→ Short problem
Print every line of the items below word for word, omitting the pictures.

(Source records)
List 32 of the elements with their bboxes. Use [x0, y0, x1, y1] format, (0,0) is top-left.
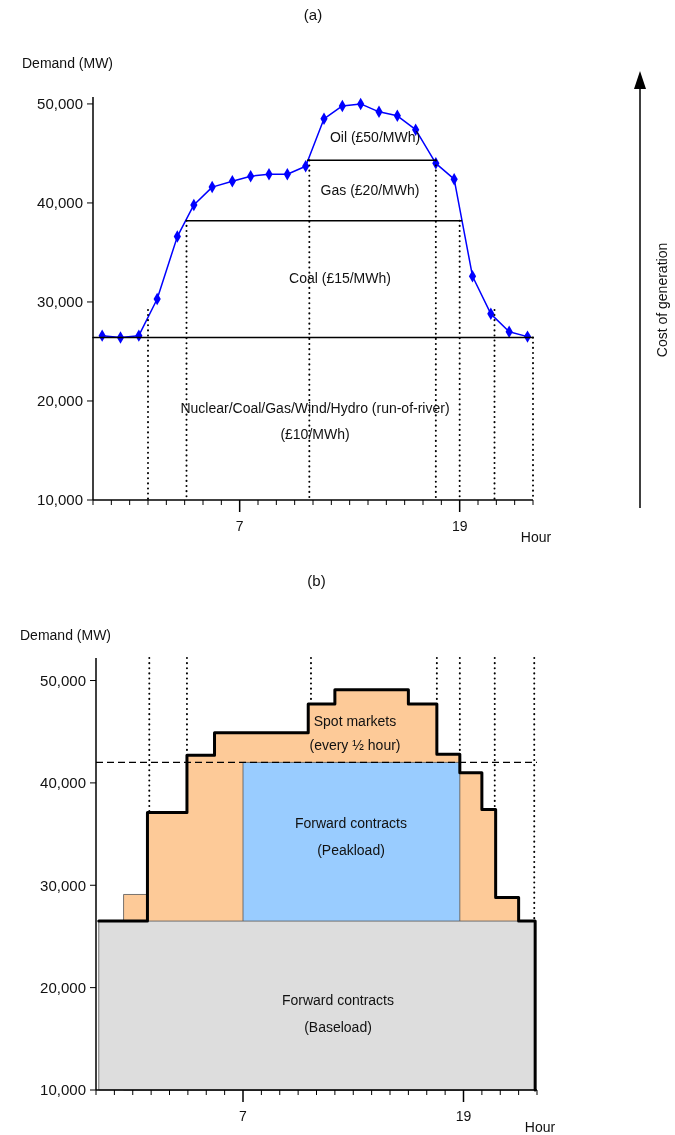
annotation: (every ½ hour) [309, 736, 401, 753]
chart-title: (b) [307, 572, 326, 589]
annotation: Gas (£20/MWh) [320, 181, 420, 198]
y-tick-label: 20,000 [37, 392, 83, 410]
y-tick-label: 30,000 [40, 876, 86, 894]
annotation: Spot markets [313, 712, 397, 729]
annotation: Coal (£15/MWh) [289, 269, 391, 286]
annotation: Forward contracts [294, 814, 408, 831]
y-axis-title: Demand (MW) [20, 627, 112, 643]
annotation: (Baseload) [304, 1018, 372, 1035]
x-axis-title: Hour [524, 1119, 556, 1135]
y-tick-label: 10,000 [40, 1081, 86, 1099]
annotation: Oil (£50/MWh) [329, 128, 421, 145]
text: Cost of generation [654, 242, 670, 358]
x-tick-label: 7 [239, 1108, 248, 1124]
y-tick-label: 20,000 [40, 978, 86, 996]
y-tick-label: 10,000 [37, 491, 83, 509]
annotation: Nuclear/Coal/Gas/Wind/Hydro (run-of-river) [180, 399, 450, 416]
x-tick-label: 7 [235, 518, 244, 534]
annotation: Forward contracts [281, 991, 395, 1008]
y-axis-title: Demand (MW) [22, 55, 114, 71]
chart-title: (a) [303, 6, 323, 23]
annotation: (£10/MWh) [280, 425, 350, 442]
x-axis-title: Hour [520, 529, 552, 545]
y-tick-label: 40,000 [40, 774, 86, 792]
y-tick-label: 30,000 [37, 293, 83, 311]
y-tick-label: 50,000 [40, 671, 86, 689]
x-tick-label: 19 [455, 1108, 472, 1124]
y-tick-label: 40,000 [37, 194, 83, 212]
x-tick-label: 19 [451, 518, 468, 534]
annotation: (Peakload) [317, 841, 385, 858]
y-tick-label: 50,000 [37, 95, 83, 113]
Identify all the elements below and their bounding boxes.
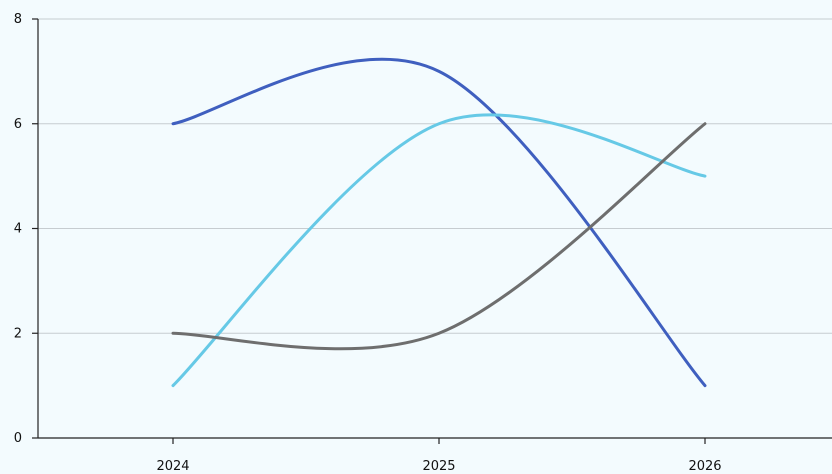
series-line-1 [171, 57, 707, 388]
tick-labels: 0 2 4 6 8 2024 2025 2026 [14, 12, 722, 474]
axes [32, 18, 832, 444]
y-tick-label: 2 [14, 326, 22, 341]
series-line-3 [171, 122, 707, 351]
y-tick-label: 8 [14, 12, 22, 27]
y-tick-label: 0 [14, 431, 22, 446]
y-tick-label: 6 [14, 117, 22, 132]
x-tick-label: 2024 [156, 459, 189, 474]
series-line-2 [171, 113, 707, 388]
x-tick-label: 2026 [688, 459, 721, 474]
y-tick-label: 4 [14, 222, 22, 237]
x-tick-label: 2025 [422, 459, 455, 474]
series-lines [171, 57, 707, 388]
grid-lines [38, 18, 832, 334]
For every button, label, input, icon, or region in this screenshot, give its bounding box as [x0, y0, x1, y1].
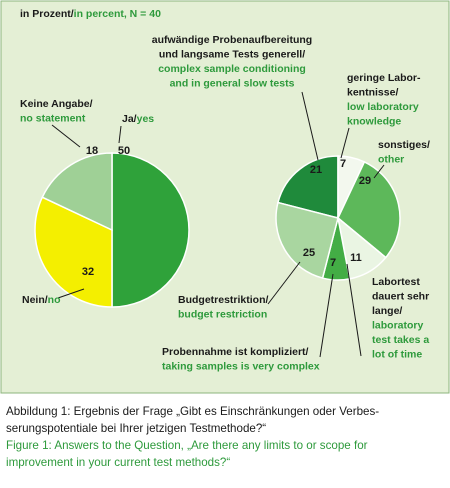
value-label: 25	[303, 247, 315, 259]
leader-line	[373, 164, 385, 179]
caption-en: Figure 1: Answers to the Question, „Are …	[6, 439, 368, 452]
label-en: test takes a	[372, 334, 429, 346]
label-de: Nein/	[22, 294, 48, 306]
header-en: in percent, N = 40	[74, 8, 161, 20]
value-label: 11	[350, 252, 362, 264]
label-en: taking samples is very complex	[162, 360, 320, 372]
leader-line	[301, 91, 319, 161]
value-label: 29	[359, 175, 371, 187]
leader-line	[57, 288, 85, 299]
caption-en: improvement in your current test methods…	[6, 456, 230, 469]
label-en: complex sample conditioning	[158, 63, 306, 75]
label-en: other	[378, 153, 404, 165]
label-en: yes	[137, 113, 155, 125]
label-en: budget restriction	[178, 308, 267, 320]
label-de: lange/	[372, 305, 402, 317]
value-label: 7	[340, 158, 346, 170]
label-en: no	[48, 294, 61, 306]
leader-line	[340, 127, 350, 159]
caption-de: serungspotentiale bei Ihrer jetzigen Tes…	[6, 422, 266, 435]
label-en: laboratory	[372, 319, 424, 331]
header-de: in Prozent/	[20, 8, 74, 20]
slice-label: Ja/yes	[122, 113, 154, 125]
label-de: Ja/	[122, 113, 137, 125]
value-label: 7	[330, 257, 336, 269]
label-en: low laboratory	[347, 101, 419, 113]
leader-line	[346, 263, 362, 357]
pie-slice	[337, 160, 401, 259]
pie-slice	[34, 196, 113, 308]
label-de: kentnisse/	[347, 86, 398, 98]
label-de: geringe Labor-	[347, 72, 421, 84]
leader-line	[319, 273, 334, 358]
value-label: 18	[86, 145, 98, 157]
label-de: dauert sehr	[372, 290, 429, 302]
pie-slice	[41, 152, 113, 232]
leader-line	[118, 125, 122, 144]
label-en: no statement	[20, 112, 86, 124]
label-de: Labortest	[372, 276, 420, 288]
pie-slice	[111, 152, 190, 308]
slice-label: Nein/no	[22, 294, 61, 306]
label-de: Keine Angabe/	[20, 98, 93, 110]
label-en: lot of time	[372, 348, 422, 360]
leader-line	[267, 261, 301, 305]
caption-de: Abbildung 1: Ergebnis der Frage „Gibt es…	[6, 405, 379, 418]
label-de: Probennahme ist kompliziert/	[162, 346, 309, 358]
value-label: 21	[310, 164, 322, 176]
label-de: aufwändige Probenaufbereitung	[152, 34, 312, 46]
leader-line	[51, 124, 81, 148]
label-de: sonstiges/	[378, 139, 430, 151]
header: in Prozent/in percent, N = 40	[20, 8, 161, 20]
label-en: and in general slow tests	[170, 77, 295, 89]
value-label: 50	[118, 145, 130, 157]
pie-slice	[277, 155, 339, 219]
label-de: Budgetrestriktion/	[178, 294, 269, 306]
pie-slice	[275, 201, 339, 279]
value-label: 32	[82, 266, 94, 278]
label-en: knowledge	[347, 115, 401, 127]
label-de: und langsame Tests generell/	[159, 48, 305, 60]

→ Written solution
List 32 of the elements with their bboxes. Use [x0, y0, x1, y1] format, (0,0) is top-left.
annotation: (every ½ hour) [309, 736, 401, 753]
chart-title: (b) [307, 572, 326, 589]
annotation: Gas (£20/MWh) [320, 181, 420, 198]
y-tick-label: 20,000 [37, 392, 83, 410]
y-tick-label: 30,000 [40, 876, 86, 894]
annotation: Spot markets [313, 712, 397, 729]
annotation: Coal (£15/MWh) [289, 269, 391, 286]
annotation: Forward contracts [294, 814, 408, 831]
y-axis-title: Demand (MW) [20, 627, 112, 643]
annotation: (Baseload) [304, 1018, 372, 1035]
x-axis-title: Hour [524, 1119, 556, 1135]
y-tick-label: 10,000 [40, 1081, 86, 1099]
annotation: Oil (£50/MWh) [329, 128, 421, 145]
text: Cost of generation [654, 242, 670, 358]
x-tick-label: 7 [239, 1108, 248, 1124]
y-tick-label: 20,000 [40, 978, 86, 996]
y-tick-label: 10,000 [37, 491, 83, 509]
annotation: Nuclear/Coal/Gas/Wind/Hydro (run-of-river) [180, 399, 450, 416]
x-tick-label: 7 [235, 518, 244, 534]
annotation: Forward contracts [281, 991, 395, 1008]
y-axis-title: Demand (MW) [22, 55, 114, 71]
chart-title: (a) [303, 6, 323, 23]
annotation: (£10/MWh) [280, 425, 350, 442]
x-axis-title: Hour [520, 529, 552, 545]
y-tick-label: 40,000 [40, 774, 86, 792]
y-tick-label: 30,000 [37, 293, 83, 311]
y-tick-label: 50,000 [40, 671, 86, 689]
x-tick-label: 19 [455, 1108, 472, 1124]
y-tick-label: 40,000 [37, 194, 83, 212]
x-tick-label: 19 [451, 518, 468, 534]
annotation: (Peakload) [317, 841, 385, 858]
y-tick-label: 50,000 [37, 95, 83, 113]
Identify all the elements below and their bounding boxes.
series-line-1 [171, 57, 707, 388]
tick-labels: 0 2 4 6 8 2024 2025 2026 [14, 12, 722, 474]
axes [32, 18, 832, 444]
y-tick-label: 2 [14, 326, 22, 341]
series-line-3 [171, 122, 707, 351]
y-tick-label: 8 [14, 12, 22, 27]
y-tick-label: 0 [14, 431, 22, 446]
y-tick-label: 6 [14, 117, 22, 132]
x-tick-label: 2024 [156, 459, 189, 474]
series-line-2 [171, 113, 707, 388]
x-tick-label: 2026 [688, 459, 721, 474]
y-tick-label: 4 [14, 222, 22, 237]
x-tick-label: 2025 [422, 459, 455, 474]
series-lines [171, 57, 707, 388]
grid-lines [38, 18, 832, 334]
For every button, label, input, icon, or region in this screenshot, give its bounding box as [x0, y0, x1, y1].
value-label: 25	[303, 247, 315, 259]
leader-line	[373, 164, 385, 179]
caption-en: Figure 1: Answers to the Question, „Are …	[6, 439, 368, 452]
label-en: test takes a	[372, 334, 429, 346]
label-de: Nein/	[22, 294, 48, 306]
header-en: in percent, N = 40	[74, 8, 161, 20]
value-label: 11	[350, 252, 362, 264]
label-en: taking samples is very complex	[162, 360, 320, 372]
leader-line	[301, 91, 319, 161]
value-label: 29	[359, 175, 371, 187]
leader-line	[57, 288, 85, 299]
caption-en: improvement in your current test methods…	[6, 456, 230, 469]
label-en: complex sample conditioning	[158, 63, 306, 75]
label-en: other	[378, 153, 404, 165]
label-en: yes	[137, 113, 155, 125]
label-en: budget restriction	[178, 308, 267, 320]
label-de: lange/	[372, 305, 402, 317]
value-label: 7	[340, 158, 346, 170]
label-en: no	[48, 294, 61, 306]
leader-line	[340, 127, 350, 159]
caption-de: serungspotentiale bei Ihrer jetzigen Tes…	[6, 422, 266, 435]
label-en: laboratory	[372, 319, 424, 331]
header-de: in Prozent/	[20, 8, 74, 20]
slice-label: Ja/yes	[122, 113, 154, 125]
label-de: Ja/	[122, 113, 137, 125]
value-label: 7	[330, 257, 336, 269]
label-en: low laboratory	[347, 101, 419, 113]
leader-line	[346, 263, 362, 357]
pie-slice	[337, 160, 401, 259]
pie-slice	[34, 196, 113, 308]
label-de: kentnisse/	[347, 86, 398, 98]
label-de: geringe Labor-	[347, 72, 421, 84]
leader-line	[319, 273, 334, 358]
value-label: 18	[86, 145, 98, 157]
label-de: dauert sehr	[372, 290, 429, 302]
pie-slice	[41, 152, 113, 232]
leader-line	[118, 125, 122, 144]
label-en: no statement	[20, 112, 86, 124]
label-de: Labortest	[372, 276, 420, 288]
pie-slice	[111, 152, 190, 308]
slice-label: Nein/no	[22, 294, 61, 306]
label-de: Keine Angabe/	[20, 98, 93, 110]
label-en: lot of time	[372, 348, 422, 360]
leader-line	[267, 261, 301, 305]
caption-de: Abbildung 1: Ergebnis der Frage „Gibt es…	[6, 405, 379, 418]
label-de: Probennahme ist kompliziert/	[162, 346, 309, 358]
value-label: 21	[310, 164, 322, 176]
label-de: aufwändige Probenaufbereitung	[152, 34, 312, 46]
leader-line	[51, 124, 81, 148]
label-de: sonstiges/	[378, 139, 430, 151]
header: in Prozent/in percent, N = 40	[20, 8, 161, 20]
label-en: and in general slow tests	[170, 77, 295, 89]
value-label: 50	[118, 145, 130, 157]
pie-slice	[277, 155, 339, 219]
label-de: Budgetrestriktion/	[178, 294, 269, 306]
pie-slice	[275, 201, 339, 279]
value-label: 32	[82, 266, 94, 278]
label-en: knowledge	[347, 115, 401, 127]
label-de: und langsame Tests generell/	[159, 48, 305, 60]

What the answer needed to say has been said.